§ Tareas:
1. Responde estas preguntas sobre el extracto acerca de las devoluciones de menores de 2021:
(a) ¿En qué mes y año tuvo lugar la crisis migratoria de la que derivaron las resoluciones judiciales?
(b) ¿Qué tribunal confirmó la ilegalidad de las devoluciones exprés?
(c) ¿Bajo la supervisión de qué ministerio se ejecutaron las repatriaciones?
2. Por favor, reescribe el fragmento del extracto comenzando por "El antecedente judicial" y continuando hasta "Ministerio del Interior.", y cambia "Marruecos" por "su país de origen".

§ Extracto de la página:
El antecedente judicial de las devoluciones de menores de 2021
El recelo de la administración autonómica hacia la viabilidad de la repatriación de menores encuentra su fundamento en las resoluciones judiciales derivadas de la crisis migratoria de mayo de 2021. En aquel episodio, la devolución a Marruecos de más de medio centenar de menores sin la tramitación del expediente administrativo individual exigido por la Ley de Extranjería derivó en la intervención del Tribunal Supremo. El alto tribunal confirmó la ilegalidad de las devoluciones exprés al constatar la ausencia de audiencias individuales con los menores, la falta de informes sobre su situación particular y la omisión de la preceptiva intervención del Ministerio Fiscal durante las repatriaciones ejecutadas bajo la supervisión del Ministerio del Interior.

§ Entradas proporcionadas:
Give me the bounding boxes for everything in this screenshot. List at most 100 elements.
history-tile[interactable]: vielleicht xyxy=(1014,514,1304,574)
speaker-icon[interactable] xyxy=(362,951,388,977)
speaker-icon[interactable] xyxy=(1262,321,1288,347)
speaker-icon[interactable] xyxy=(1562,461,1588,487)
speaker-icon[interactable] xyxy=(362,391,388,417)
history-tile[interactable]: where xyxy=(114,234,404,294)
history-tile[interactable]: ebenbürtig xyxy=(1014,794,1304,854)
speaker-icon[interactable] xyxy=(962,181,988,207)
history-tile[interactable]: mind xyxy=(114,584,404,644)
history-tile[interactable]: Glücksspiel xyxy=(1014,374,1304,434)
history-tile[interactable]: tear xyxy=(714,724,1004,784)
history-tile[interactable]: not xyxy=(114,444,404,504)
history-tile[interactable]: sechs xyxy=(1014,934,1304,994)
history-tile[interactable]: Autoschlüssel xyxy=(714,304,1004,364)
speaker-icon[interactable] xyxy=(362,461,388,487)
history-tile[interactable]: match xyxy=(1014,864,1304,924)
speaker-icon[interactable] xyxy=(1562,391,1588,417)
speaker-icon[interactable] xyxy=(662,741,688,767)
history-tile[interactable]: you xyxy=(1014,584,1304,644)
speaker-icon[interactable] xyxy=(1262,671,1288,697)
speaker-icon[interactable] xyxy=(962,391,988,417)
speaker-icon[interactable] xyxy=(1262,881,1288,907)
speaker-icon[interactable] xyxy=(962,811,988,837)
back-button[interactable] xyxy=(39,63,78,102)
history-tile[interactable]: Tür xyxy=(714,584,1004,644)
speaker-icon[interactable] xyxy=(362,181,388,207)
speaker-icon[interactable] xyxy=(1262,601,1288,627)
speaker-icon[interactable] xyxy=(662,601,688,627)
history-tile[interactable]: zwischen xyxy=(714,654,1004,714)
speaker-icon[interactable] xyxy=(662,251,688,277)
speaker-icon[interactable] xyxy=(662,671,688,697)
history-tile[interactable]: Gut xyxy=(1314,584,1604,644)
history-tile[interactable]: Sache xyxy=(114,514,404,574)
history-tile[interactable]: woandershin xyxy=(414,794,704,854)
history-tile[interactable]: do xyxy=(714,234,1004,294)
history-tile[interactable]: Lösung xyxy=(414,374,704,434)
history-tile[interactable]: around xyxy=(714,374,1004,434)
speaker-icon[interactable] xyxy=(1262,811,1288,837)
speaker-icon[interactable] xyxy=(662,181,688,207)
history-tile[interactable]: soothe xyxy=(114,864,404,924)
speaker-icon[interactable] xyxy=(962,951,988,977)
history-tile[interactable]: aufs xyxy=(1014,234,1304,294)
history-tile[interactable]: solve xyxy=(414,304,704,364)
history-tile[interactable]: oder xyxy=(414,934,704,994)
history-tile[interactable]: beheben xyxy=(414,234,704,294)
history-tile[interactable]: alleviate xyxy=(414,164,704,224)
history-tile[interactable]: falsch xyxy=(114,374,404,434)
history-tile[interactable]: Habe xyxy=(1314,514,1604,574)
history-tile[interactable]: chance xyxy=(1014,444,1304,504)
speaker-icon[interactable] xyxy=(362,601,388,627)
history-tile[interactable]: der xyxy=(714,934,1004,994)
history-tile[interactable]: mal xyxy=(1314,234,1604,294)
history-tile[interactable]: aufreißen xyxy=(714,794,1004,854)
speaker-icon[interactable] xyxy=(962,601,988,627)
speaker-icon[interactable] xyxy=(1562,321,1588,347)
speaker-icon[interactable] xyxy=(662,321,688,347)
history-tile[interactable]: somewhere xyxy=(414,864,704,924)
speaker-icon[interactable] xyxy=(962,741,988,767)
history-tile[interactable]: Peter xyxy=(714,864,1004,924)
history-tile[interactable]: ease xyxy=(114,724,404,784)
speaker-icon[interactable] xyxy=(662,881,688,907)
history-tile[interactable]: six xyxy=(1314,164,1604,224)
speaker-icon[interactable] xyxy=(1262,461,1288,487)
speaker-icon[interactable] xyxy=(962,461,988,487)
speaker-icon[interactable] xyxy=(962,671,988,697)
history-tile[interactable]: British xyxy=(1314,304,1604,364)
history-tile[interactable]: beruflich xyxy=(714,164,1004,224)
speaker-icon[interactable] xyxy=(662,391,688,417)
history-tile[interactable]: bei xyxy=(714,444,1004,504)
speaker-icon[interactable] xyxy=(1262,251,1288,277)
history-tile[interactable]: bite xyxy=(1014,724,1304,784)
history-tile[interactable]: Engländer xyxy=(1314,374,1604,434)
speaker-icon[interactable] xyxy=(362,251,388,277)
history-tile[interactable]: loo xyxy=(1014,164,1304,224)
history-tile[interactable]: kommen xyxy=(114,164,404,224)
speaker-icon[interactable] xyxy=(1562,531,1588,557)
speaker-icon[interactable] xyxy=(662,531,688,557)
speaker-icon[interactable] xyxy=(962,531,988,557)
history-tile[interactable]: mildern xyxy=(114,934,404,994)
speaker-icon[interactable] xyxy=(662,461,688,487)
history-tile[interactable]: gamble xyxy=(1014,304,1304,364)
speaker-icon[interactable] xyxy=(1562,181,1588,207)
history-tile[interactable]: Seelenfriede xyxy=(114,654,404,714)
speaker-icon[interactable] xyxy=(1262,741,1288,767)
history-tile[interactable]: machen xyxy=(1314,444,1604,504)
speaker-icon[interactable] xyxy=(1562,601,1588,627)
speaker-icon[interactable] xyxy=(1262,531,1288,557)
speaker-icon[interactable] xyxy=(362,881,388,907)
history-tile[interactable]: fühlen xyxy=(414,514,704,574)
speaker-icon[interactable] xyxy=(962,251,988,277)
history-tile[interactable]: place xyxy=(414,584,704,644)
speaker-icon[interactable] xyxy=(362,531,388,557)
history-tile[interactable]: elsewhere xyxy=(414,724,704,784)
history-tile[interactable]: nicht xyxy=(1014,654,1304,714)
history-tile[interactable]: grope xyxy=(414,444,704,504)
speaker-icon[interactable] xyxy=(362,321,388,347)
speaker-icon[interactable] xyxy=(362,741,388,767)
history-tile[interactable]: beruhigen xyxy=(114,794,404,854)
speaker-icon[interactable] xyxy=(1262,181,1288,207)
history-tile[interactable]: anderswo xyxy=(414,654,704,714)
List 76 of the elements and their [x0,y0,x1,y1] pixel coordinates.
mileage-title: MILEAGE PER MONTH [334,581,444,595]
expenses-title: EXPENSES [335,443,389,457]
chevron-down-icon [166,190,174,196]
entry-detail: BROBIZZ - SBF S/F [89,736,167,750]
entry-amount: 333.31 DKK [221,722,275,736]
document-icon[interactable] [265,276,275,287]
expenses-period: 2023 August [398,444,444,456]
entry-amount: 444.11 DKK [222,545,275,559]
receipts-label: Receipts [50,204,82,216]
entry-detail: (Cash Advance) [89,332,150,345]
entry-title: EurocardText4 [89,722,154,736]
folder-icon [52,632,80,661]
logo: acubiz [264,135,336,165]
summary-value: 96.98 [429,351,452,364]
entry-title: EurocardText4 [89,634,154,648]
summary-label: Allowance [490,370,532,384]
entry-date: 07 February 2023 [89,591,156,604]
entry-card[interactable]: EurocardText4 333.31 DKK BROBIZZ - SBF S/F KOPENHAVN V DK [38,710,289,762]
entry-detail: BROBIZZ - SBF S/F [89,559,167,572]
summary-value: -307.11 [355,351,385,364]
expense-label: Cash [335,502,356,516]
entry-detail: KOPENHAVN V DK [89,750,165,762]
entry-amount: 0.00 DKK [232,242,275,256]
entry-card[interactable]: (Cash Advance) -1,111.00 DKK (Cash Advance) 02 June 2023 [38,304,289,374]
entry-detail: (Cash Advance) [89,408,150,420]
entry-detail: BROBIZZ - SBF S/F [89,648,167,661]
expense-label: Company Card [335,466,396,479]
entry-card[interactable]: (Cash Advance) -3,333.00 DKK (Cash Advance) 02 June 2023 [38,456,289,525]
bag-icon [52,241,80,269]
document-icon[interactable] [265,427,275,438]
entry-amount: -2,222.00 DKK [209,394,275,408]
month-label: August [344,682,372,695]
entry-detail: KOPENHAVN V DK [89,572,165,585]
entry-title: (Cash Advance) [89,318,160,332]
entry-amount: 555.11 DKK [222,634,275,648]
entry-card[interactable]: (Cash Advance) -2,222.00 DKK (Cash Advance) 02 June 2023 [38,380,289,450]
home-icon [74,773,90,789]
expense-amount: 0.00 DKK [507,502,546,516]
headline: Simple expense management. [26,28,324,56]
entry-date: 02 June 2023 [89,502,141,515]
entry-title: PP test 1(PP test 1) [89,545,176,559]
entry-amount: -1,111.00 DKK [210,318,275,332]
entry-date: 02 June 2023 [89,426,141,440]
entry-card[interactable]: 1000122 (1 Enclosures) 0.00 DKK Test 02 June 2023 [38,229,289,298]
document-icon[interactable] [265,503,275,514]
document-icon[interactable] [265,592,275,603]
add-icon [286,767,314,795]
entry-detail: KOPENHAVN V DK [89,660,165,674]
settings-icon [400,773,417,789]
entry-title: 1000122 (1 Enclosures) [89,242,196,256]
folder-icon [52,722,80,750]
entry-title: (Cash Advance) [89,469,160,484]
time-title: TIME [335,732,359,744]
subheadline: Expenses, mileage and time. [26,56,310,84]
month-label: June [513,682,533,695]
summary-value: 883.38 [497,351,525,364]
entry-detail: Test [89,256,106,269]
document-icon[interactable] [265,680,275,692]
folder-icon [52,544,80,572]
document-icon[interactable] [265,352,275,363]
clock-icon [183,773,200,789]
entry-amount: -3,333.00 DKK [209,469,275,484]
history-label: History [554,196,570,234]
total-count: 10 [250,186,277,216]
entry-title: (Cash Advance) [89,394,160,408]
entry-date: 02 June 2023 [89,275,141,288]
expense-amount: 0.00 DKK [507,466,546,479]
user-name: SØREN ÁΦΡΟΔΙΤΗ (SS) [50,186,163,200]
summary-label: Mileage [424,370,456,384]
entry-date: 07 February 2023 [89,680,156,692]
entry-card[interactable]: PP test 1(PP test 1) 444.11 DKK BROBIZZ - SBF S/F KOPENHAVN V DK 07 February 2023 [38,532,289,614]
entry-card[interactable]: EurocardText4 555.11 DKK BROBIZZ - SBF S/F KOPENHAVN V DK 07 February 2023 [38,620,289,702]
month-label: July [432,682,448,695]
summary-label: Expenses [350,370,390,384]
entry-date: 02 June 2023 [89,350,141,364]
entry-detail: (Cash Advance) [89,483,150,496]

§ Soluciones:
1.
(a) En mayo de 2021.
(b) El Tribunal Supremo.
(c) El Ministerio del Interior.

2.
El antecedente judicial de las devoluciones de menores de 2021
El recelo de la administración autonómica hacia la viabilidad de la repatriación de menores encuentra su fundamento en las resoluciones judiciales derivadas de la crisis migratoria de mayo de 2021. En aquel episodio, la devolución a su país de origen de más de medio centenar de menores sin la tramitación del expediente administrativo individual exigido por la Ley de Extranjería derivó en la intervención del Tribunal Supremo. El alto tribunal confirmó la ilegalidad de las devoluciones exprés al constatar la ausencia de audiencias individuales con los menores, la falta de informes sobre su situación particular y la omisión de la preceptiva intervención del Ministerio Fiscal durante las repatriaciones ejecutadas bajo la supervisión del Ministerio del Interior.